== YOUR GOAL ==
Make an exact copy of the records, with the images left out.

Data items
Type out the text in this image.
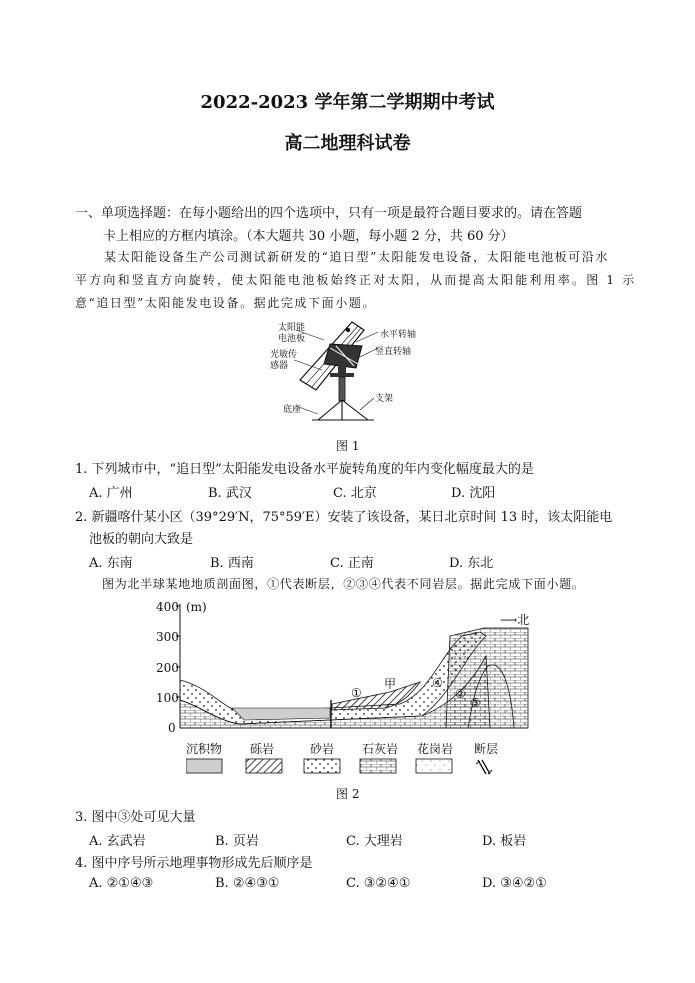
2022-2023 学年第二学期期中考试
高二地理科试卷
一、单项选择题：在每小题给出的四个选项中，只有一项是最符合题目要求的。请在答题
卡上相应的方框内填涂。（本大题共 30 小题，每小题 2 分，共 60 分）
某太阳能设备生产公司测试新研发的“追日型”太阳能发电设备，太阳能电池板可沿水
平方向和竖直方向旋转，使太阳能电池板始终正对太阳，从而提高太阳能利用率。图 1 示
意“追日型”太阳能发电设备。据此完成下面小题。
太阳能
电池板
光敏传
感器
水平转轴
竖直转轴
底座
支架
图 1
1. 下列城市中，“追日型”太阳能发电设备水平旋转角度的年内变化幅度最大的是
A. 广州	B. 武汉	C. 北京	D. 沈阳
2. 新疆喀什某小区（39°29′N，75°59′E）安装了该设备，某日北京时间 13 时，该太阳能电
池板的朝向大致是
A. 东南	B. 西南	C. 正南	D. 东北
图为北半球某地地质剖面图，①代表断层，②③④代表不同岩层。据此完成下面小题。
400 (m)
300
200
100
0
⟶北
甲
①
④
②
③
沉积物 砾岩	砂岩 石灰岩 花岗岩 断层
图 2
3. 图中③处可见大量
A. 玄武岩	B. 页岩	C. 大理岩	D. 板岩
4. 图中序号所示地理事物形成先后顺序是
A. ②①④③	B. ②④③①	C. ③②④①	D. ③④②①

== WRITTEN RESPONSE ==
Type out the text in this image.
2022-2023 学年第二学期期中考试
高二地理科试卷
一、单项选择题：在每小题给出的四个选项中，只有一项是最符合题目要求的。请在答题
卡上相应的方框内填涂。（本大题共 30 小题，每小题 2 分，共 60 分）
某太阳能设备生产公司测试新研发的“追日型”太阳能发电设备，太阳能电池板可沿水
平方向和竖直方向旋转，使太阳能电池板始终正对太阳，从而提高太阳能利用率。图 1 示
意“追日型”太阳能发电设备。据此完成下面小题。
太阳能
电池板
光敏传
感器
水平转轴
竖直转轴
底座
支架
图 1
1. 下列城市中，“追日型”太阳能发电设备水平旋转角度的年内变化幅度最大的是
A. 广州	B. 武汉	C. 北京	D. 沈阳
2. 新疆喀什某小区（39°29′N，75°59′E）安装了该设备，某日北京时间 13 时，该太阳能电
池板的朝向大致是
A. 东南	B. 西南	C. 正南	D. 东北
图为北半球某地地质剖面图，①代表断层，②③④代表不同岩层。据此完成下面小题。
400 (m)
300
200
100
0
⟶北
甲
①
④
②
③
沉积物 砾岩	砂岩 石灰岩 花岗岩 断层
图 2
3. 图中③处可见大量
A. 玄武岩	B. 页岩	C. 大理岩	D. 板岩
4. 图中序号所示地理事物形成先后顺序是
A. ②①④③	B. ②④③①	C. ③②④①	D. ③④②①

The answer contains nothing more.